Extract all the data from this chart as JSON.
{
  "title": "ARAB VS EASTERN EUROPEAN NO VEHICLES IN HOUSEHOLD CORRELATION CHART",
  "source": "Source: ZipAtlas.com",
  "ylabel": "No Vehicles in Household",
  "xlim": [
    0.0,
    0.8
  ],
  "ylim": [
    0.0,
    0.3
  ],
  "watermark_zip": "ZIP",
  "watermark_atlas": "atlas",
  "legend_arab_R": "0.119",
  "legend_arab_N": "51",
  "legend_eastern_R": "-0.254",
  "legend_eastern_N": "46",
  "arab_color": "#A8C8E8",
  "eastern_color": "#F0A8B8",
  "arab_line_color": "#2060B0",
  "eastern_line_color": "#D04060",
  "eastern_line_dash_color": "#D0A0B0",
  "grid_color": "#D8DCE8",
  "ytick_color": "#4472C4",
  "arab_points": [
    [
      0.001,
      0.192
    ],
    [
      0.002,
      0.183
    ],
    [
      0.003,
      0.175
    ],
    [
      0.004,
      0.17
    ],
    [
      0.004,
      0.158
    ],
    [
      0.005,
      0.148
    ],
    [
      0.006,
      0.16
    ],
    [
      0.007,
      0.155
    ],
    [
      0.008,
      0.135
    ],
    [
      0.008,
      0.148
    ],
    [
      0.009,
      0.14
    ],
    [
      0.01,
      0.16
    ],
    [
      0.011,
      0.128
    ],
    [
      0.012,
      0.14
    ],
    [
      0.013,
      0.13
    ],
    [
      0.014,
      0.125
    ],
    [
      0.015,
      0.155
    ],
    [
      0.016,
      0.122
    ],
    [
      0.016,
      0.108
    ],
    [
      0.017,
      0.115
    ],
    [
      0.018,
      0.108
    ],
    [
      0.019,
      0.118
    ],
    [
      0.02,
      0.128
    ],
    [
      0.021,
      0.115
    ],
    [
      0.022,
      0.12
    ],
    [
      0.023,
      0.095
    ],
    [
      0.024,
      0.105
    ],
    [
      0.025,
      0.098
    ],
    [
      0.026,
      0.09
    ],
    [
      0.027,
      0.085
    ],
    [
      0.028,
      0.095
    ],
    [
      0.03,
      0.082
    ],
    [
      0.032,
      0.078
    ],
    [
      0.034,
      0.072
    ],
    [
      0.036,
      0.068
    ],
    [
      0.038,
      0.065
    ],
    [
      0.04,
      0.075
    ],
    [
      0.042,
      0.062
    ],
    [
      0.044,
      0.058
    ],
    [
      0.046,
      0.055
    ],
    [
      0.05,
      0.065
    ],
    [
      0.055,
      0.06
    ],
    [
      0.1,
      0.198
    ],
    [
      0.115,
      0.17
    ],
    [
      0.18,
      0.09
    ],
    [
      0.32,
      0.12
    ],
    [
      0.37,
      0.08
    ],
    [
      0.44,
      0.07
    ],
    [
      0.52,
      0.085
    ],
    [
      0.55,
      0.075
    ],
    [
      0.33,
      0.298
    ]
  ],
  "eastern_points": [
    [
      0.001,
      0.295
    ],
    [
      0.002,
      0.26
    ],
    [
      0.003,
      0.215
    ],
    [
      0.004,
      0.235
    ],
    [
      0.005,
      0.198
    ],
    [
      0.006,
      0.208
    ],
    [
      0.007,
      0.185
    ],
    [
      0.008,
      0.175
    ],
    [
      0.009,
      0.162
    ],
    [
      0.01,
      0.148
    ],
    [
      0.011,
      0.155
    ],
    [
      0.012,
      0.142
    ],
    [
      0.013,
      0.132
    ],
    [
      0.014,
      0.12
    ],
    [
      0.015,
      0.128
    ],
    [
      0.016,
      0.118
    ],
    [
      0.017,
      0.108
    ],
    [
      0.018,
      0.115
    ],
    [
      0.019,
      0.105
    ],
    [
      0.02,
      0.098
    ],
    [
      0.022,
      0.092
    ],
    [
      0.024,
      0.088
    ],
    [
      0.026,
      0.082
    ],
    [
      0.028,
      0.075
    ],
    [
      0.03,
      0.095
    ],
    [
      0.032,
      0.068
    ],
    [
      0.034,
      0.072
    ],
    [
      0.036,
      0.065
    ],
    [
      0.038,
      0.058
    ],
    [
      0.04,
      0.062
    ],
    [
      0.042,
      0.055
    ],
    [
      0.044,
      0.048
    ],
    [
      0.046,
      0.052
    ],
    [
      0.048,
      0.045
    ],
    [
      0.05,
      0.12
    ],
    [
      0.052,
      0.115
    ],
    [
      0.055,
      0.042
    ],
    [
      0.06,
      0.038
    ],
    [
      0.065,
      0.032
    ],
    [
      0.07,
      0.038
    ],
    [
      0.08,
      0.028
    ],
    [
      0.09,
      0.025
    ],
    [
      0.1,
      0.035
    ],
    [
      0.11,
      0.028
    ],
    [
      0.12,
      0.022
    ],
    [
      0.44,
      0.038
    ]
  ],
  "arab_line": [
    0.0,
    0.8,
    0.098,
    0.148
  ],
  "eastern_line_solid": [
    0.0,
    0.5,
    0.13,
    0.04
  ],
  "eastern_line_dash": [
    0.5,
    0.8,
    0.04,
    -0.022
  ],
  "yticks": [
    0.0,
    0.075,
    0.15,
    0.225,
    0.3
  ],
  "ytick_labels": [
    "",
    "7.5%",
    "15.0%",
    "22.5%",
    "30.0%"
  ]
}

****

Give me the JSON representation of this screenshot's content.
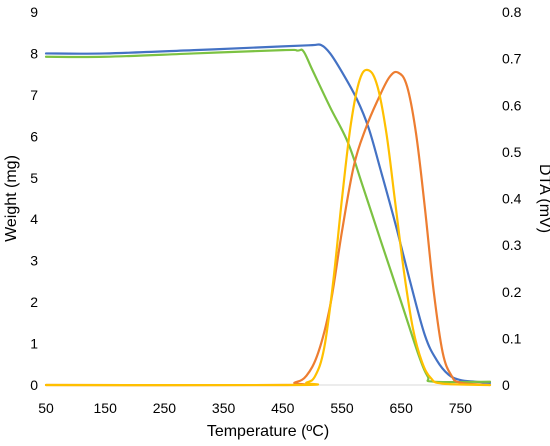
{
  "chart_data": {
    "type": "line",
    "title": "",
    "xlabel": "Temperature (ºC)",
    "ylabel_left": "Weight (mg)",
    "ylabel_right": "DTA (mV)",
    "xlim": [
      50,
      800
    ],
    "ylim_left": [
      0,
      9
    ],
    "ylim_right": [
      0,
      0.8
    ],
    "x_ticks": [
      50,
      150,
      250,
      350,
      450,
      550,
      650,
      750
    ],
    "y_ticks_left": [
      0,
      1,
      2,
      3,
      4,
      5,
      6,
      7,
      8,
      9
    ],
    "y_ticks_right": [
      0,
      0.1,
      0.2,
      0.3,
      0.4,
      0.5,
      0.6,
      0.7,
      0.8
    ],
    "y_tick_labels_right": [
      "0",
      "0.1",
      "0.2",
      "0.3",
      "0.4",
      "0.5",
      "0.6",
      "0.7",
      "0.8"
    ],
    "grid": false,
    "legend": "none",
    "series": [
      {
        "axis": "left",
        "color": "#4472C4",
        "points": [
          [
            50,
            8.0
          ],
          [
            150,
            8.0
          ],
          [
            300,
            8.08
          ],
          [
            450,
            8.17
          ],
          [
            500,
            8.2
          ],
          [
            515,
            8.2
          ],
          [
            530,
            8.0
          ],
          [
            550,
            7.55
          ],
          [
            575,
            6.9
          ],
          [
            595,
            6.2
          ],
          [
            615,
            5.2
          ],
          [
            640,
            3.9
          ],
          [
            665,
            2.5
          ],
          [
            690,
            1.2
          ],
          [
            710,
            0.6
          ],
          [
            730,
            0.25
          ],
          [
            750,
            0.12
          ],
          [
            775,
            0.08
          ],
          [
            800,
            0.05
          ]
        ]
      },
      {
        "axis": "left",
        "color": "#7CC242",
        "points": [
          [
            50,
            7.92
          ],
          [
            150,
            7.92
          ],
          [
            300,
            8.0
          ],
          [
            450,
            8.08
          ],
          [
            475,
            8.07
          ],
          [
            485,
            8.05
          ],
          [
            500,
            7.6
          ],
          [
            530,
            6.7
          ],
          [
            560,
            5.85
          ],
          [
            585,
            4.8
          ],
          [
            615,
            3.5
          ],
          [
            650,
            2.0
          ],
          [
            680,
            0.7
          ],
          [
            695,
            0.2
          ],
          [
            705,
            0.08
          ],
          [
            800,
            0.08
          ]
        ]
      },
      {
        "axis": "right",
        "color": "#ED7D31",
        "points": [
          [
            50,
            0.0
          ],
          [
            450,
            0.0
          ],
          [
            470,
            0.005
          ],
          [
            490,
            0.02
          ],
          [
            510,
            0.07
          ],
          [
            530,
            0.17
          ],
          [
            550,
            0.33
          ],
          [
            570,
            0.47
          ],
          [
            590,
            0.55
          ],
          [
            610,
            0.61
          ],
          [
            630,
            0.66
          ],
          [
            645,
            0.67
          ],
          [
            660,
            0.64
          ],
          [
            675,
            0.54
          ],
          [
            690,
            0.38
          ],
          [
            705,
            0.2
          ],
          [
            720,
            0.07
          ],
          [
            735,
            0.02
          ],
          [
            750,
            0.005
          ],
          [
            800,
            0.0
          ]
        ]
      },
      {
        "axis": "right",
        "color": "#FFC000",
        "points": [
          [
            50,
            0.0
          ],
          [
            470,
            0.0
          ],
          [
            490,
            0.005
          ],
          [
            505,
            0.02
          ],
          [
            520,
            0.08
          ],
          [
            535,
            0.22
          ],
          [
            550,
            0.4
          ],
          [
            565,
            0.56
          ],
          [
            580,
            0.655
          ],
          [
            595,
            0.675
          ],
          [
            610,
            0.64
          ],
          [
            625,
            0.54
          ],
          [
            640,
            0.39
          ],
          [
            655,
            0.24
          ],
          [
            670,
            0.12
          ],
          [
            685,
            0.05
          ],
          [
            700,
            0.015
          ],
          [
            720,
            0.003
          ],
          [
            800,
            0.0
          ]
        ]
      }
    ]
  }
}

****

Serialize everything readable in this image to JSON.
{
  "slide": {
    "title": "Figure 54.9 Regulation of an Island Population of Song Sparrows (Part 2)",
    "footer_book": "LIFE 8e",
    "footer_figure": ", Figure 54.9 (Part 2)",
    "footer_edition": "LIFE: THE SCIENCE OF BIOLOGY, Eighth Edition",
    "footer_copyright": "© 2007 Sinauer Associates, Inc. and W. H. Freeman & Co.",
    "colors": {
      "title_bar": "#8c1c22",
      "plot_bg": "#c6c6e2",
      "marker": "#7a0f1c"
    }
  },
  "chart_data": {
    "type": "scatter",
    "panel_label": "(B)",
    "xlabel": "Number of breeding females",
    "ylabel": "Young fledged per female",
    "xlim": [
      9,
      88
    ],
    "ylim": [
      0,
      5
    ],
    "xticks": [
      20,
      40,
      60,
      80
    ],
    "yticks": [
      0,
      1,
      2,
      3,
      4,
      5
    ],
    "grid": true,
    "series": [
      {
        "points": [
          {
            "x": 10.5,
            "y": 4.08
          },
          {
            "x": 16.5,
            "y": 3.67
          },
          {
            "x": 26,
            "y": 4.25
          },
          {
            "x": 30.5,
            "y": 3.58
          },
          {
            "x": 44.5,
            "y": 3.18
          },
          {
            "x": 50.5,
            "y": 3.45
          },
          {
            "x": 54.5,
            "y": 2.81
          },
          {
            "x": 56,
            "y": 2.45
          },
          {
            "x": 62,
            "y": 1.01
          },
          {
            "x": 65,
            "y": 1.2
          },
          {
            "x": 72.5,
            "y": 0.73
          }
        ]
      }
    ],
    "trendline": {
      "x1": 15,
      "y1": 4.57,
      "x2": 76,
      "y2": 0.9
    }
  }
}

****

## Required task
Search the records for the word "Figure" and copy every line where it occurs.

## The result
    "title": "Figure 54.9 Regulation of an Island Population of Song Sparrows (Part 2)",
    "footer_figure": ", Figure 54.9 (Part 2)",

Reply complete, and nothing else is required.